Given problem: Report how many lines contain "this". The answer is a single number.

Extracted data entries:
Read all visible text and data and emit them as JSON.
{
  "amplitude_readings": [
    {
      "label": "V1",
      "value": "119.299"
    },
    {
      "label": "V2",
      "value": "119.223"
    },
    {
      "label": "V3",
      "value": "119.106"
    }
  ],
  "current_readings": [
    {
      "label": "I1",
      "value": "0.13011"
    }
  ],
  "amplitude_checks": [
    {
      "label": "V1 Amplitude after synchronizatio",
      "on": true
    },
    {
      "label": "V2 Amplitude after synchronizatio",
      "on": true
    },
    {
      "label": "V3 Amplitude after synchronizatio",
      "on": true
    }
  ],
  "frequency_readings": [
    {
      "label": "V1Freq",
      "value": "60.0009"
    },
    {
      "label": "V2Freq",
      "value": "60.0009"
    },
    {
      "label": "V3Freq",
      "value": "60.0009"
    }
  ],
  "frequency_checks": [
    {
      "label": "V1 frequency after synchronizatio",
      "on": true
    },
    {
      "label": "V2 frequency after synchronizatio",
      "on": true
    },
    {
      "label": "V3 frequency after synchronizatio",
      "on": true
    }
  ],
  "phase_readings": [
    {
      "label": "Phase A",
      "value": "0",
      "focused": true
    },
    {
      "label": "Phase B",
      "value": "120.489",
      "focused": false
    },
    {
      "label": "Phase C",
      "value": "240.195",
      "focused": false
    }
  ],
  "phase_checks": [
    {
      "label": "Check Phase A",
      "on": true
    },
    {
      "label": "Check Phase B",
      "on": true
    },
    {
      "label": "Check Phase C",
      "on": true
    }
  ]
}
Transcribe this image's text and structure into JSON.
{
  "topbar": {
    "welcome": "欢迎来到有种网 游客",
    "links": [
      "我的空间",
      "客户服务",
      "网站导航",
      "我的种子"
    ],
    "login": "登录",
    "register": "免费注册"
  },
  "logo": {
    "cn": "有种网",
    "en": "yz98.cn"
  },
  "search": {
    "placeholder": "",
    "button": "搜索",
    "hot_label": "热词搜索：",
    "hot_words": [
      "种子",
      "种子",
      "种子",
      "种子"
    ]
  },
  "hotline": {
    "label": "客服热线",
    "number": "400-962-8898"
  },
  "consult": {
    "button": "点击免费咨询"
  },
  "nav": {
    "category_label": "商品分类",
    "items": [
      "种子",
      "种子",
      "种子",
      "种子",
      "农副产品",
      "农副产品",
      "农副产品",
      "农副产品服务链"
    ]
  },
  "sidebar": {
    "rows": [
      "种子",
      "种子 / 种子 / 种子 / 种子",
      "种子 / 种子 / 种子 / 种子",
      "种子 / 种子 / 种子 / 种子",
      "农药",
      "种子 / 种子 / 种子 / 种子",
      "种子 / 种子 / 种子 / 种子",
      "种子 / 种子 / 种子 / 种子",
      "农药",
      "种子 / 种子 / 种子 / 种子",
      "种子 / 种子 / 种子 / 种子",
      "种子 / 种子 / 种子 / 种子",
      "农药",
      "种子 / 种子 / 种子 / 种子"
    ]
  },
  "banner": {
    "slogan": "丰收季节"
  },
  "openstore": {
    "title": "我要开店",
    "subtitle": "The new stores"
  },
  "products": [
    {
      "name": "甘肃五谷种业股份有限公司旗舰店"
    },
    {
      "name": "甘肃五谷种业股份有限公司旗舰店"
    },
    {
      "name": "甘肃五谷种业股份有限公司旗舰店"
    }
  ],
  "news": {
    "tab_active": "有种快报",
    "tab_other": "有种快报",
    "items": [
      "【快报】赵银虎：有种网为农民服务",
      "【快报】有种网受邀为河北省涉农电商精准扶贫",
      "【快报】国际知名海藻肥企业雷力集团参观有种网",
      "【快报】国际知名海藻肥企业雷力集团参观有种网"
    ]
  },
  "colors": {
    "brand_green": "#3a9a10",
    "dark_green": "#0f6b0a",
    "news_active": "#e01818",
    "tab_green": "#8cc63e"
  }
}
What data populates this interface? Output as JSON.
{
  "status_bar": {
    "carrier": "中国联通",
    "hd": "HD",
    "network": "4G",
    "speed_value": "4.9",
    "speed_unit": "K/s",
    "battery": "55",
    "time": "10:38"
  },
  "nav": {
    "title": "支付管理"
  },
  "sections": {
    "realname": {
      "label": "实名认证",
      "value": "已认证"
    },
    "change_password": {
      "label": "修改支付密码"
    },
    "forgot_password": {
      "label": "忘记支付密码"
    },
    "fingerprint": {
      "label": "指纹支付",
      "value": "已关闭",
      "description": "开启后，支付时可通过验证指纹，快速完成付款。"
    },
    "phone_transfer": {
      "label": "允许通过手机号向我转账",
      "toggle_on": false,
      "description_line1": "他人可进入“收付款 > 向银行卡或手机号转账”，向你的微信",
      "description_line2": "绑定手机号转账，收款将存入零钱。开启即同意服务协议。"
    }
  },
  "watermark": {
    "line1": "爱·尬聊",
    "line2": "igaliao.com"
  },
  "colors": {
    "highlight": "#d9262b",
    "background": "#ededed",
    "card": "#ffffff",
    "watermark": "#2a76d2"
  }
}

Answer in full: 2